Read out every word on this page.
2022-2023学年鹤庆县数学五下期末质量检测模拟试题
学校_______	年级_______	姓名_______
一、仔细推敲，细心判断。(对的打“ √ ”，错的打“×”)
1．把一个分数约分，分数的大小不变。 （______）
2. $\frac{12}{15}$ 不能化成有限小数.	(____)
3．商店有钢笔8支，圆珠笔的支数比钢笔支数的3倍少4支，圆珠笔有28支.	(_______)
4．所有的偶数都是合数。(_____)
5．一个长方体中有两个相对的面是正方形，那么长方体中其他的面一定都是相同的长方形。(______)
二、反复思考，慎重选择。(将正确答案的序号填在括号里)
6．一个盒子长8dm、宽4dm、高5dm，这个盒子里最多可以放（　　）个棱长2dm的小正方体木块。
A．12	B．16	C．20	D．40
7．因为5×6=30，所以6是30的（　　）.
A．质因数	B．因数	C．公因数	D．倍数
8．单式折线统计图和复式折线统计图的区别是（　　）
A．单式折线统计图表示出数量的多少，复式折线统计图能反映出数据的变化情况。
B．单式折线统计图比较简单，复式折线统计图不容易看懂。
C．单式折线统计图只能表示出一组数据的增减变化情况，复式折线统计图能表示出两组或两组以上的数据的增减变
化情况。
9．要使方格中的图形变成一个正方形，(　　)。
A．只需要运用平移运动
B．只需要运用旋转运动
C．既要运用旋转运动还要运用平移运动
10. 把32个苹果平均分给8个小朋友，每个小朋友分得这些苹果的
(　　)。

━━━━

EXERCISE OBJECTIVE » Word for word, write out all of the data above.

TASK RESPONSE »
Read out every word on this page.
2022-2023学年鹤庆县数学五下期末质量检测模拟试题
学校_______	年级_______	姓名_______
一、仔细推敲，细心判断。(对的打“ √ ”，错的打“×”)
1．把一个分数约分，分数的大小不变。 （______）
2. $\frac{12}{15}$ 不能化成有限小数.	(____)
3．商店有钢笔8支，圆珠笔的支数比钢笔支数的3倍少4支，圆珠笔有28支.	(_______)
4．所有的偶数都是合数。(_____)
5．一个长方体中有两个相对的面是正方形，那么长方体中其他的面一定都是相同的长方形。(______)
二、反复思考，慎重选择。(将正确答案的序号填在括号里)
6．一个盒子长8dm、宽4dm、高5dm，这个盒子里最多可以放（　　）个棱长2dm的小正方体木块。
A．12	B．16	C．20	D．40
7．因为5×6=30，所以6是30的（　　）.
A．质因数	B．因数	C．公因数	D．倍数
8．单式折线统计图和复式折线统计图的区别是（　　）
A．单式折线统计图表示出数量的多少，复式折线统计图能反映出数据的变化情况。
B．单式折线统计图比较简单，复式折线统计图不容易看懂。
C．单式折线统计图只能表示出一组数据的增减变化情况，复式折线统计图能表示出两组或两组以上的数据的增减变
化情况。
9．要使方格中的图形变成一个正方形，(　　)。
A．只需要运用平移运动
B．只需要运用旋转运动
C．既要运用旋转运动还要运用平移运动
10. 把32个苹果平均分给8个小朋友，每个小朋友分得这些苹果的
(　　)。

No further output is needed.